• Task description
Isolate every line in the records below with "label" in it.

[Excerpts from a figure dataset]
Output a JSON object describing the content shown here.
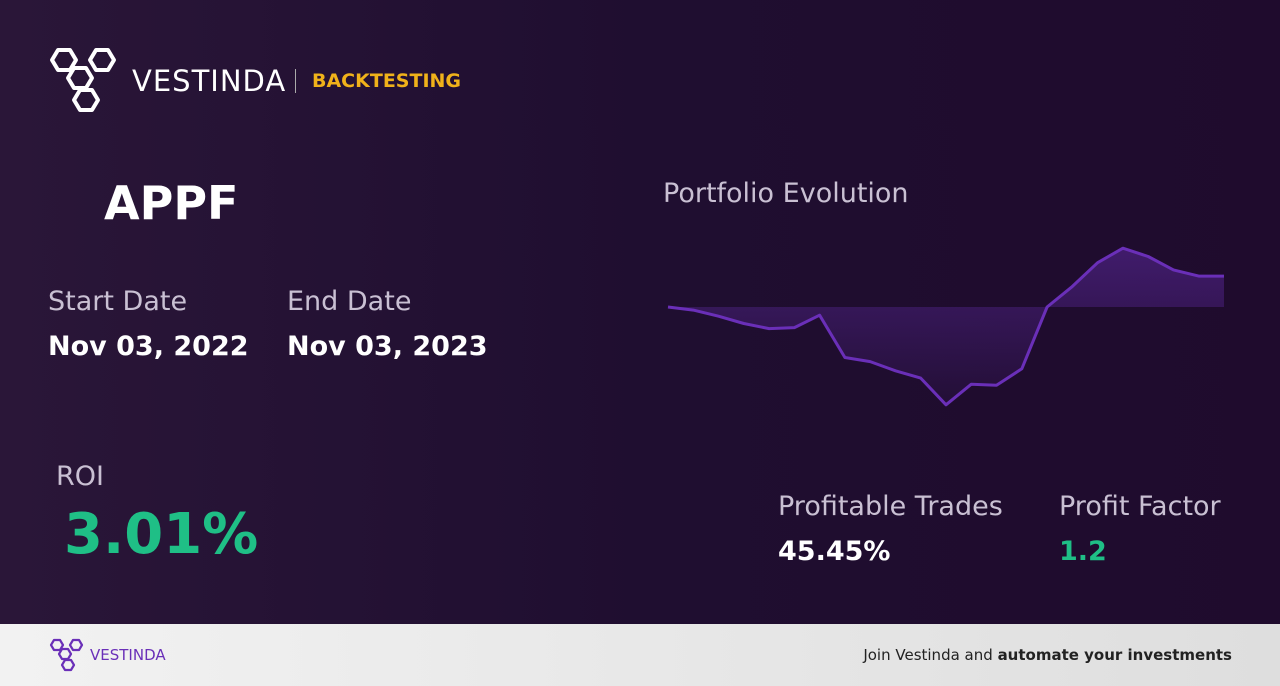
{
  "brand": {
    "name": "VESTINDA",
    "section": "BACKTESTING"
  },
  "ticker": "APPF",
  "start_date": {
    "label": "Start Date",
    "value": "Nov 03, 2022"
  },
  "end_date": {
    "label": "End Date",
    "value": "Nov 03, 2023"
  },
  "roi": {
    "label": "ROI",
    "value": "3.01%"
  },
  "profitable_trades": {
    "label": "Profitable Trades",
    "value": "45.45%"
  },
  "profit_factor": {
    "label": "Profit Factor",
    "value": "1.2"
  },
  "chart_data": {
    "type": "line",
    "title": "Portfolio Evolution",
    "color": "#6a2fb8",
    "values": [
      0,
      -0.3,
      -0.9,
      -1.6,
      -2.1,
      -2.0,
      -0.8,
      -4.9,
      -5.3,
      -6.2,
      -6.9,
      -9.5,
      -7.5,
      -7.6,
      -6.0,
      0.0,
      2.0,
      4.3,
      5.7,
      4.9,
      3.6,
      3.0,
      3.0
    ],
    "ylim": [
      -10,
      6.5
    ]
  },
  "footer": {
    "brand": "VESTINDA",
    "text": "Join Vestinda and",
    "bold": "automate your investments"
  }
}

• Response to the exercise
    "label": "Start Date",
    "label": "End Date",
    "label": "ROI",
    "label": "Profitable Trades",
    "label": "Profit Factor",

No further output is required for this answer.